Exercise: Return the items unchanged, starting from the very first line and ending with the line that contains "map-element-dot <box>493 372 505 384</box>". Include that line.

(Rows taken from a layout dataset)

- - -

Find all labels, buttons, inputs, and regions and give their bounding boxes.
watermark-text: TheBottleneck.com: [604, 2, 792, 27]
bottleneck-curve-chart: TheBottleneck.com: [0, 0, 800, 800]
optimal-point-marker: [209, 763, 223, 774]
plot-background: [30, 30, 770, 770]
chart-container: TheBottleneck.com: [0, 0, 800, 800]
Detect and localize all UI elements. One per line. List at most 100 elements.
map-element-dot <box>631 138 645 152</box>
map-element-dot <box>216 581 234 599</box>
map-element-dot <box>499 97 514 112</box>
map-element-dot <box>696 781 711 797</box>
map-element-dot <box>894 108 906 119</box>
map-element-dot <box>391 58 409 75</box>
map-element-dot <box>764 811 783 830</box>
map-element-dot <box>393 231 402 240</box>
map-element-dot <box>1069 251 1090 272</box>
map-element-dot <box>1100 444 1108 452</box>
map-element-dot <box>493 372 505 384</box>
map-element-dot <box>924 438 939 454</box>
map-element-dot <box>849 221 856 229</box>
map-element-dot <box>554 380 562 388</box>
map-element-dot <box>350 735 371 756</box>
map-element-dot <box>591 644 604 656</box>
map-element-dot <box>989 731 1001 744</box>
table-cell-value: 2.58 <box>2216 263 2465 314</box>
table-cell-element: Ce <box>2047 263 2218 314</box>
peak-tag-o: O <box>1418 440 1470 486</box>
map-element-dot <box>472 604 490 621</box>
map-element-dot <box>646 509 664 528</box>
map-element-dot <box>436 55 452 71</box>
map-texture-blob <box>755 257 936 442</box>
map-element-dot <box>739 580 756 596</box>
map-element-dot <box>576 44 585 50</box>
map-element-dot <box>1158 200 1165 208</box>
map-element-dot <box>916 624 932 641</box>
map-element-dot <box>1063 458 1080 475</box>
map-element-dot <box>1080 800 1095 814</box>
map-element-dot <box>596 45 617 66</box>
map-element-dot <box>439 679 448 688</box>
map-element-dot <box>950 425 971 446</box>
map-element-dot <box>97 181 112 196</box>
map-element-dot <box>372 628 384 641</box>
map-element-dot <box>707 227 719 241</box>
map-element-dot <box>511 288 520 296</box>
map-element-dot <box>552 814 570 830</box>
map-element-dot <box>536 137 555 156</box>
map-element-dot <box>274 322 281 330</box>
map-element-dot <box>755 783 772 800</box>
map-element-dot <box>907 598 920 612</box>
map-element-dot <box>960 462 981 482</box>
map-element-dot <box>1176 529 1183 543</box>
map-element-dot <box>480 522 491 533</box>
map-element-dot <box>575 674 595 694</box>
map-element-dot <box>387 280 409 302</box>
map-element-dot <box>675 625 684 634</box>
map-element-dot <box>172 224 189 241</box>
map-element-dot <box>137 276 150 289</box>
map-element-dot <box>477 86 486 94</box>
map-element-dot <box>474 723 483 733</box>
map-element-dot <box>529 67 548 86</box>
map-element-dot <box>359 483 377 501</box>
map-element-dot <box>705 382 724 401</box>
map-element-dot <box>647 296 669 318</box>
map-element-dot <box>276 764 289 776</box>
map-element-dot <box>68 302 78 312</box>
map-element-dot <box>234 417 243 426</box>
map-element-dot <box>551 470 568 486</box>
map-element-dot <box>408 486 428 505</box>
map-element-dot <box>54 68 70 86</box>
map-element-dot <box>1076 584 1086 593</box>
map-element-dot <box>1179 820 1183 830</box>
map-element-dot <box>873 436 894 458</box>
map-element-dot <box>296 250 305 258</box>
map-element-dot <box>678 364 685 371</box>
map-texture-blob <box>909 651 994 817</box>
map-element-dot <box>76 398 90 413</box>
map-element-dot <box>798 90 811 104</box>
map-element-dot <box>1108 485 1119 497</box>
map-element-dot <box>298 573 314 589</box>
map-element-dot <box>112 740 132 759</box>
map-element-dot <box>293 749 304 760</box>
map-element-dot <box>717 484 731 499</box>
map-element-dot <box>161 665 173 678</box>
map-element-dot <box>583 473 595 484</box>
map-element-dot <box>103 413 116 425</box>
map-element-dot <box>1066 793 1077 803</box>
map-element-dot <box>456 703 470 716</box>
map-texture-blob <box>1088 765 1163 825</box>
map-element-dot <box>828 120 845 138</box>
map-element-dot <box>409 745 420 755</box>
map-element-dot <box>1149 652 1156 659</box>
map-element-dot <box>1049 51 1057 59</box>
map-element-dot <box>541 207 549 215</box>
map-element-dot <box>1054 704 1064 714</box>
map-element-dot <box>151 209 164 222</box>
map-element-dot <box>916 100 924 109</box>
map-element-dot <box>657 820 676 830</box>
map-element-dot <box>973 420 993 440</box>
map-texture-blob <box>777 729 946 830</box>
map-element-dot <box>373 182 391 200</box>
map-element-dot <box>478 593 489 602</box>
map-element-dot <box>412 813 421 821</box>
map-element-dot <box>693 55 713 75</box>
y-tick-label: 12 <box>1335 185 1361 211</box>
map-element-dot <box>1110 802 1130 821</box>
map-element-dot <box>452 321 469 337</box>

- - -

Reply to the exercise:
Find all labels, buttons, inputs, and regions and give their bounding boxes.
watermark-text: TheBottleneck.com: [604, 2, 792, 27]
bottleneck-curve-chart: TheBottleneck.com: [0, 0, 800, 800]
optimal-point-marker: [209, 763, 223, 774]
plot-background: [30, 30, 770, 770]
chart-container: TheBottleneck.com: [0, 0, 800, 800]
Detect and localize all UI elements. One per line. List at most 100 elements.
map-element-dot <box>631 138 645 152</box>
map-element-dot <box>216 581 234 599</box>
map-element-dot <box>499 97 514 112</box>
map-element-dot <box>696 781 711 797</box>
map-element-dot <box>894 108 906 119</box>
map-element-dot <box>391 58 409 75</box>
map-element-dot <box>764 811 783 830</box>
map-element-dot <box>393 231 402 240</box>
map-element-dot <box>1069 251 1090 272</box>
map-element-dot <box>1100 444 1108 452</box>
map-element-dot <box>493 372 505 384</box>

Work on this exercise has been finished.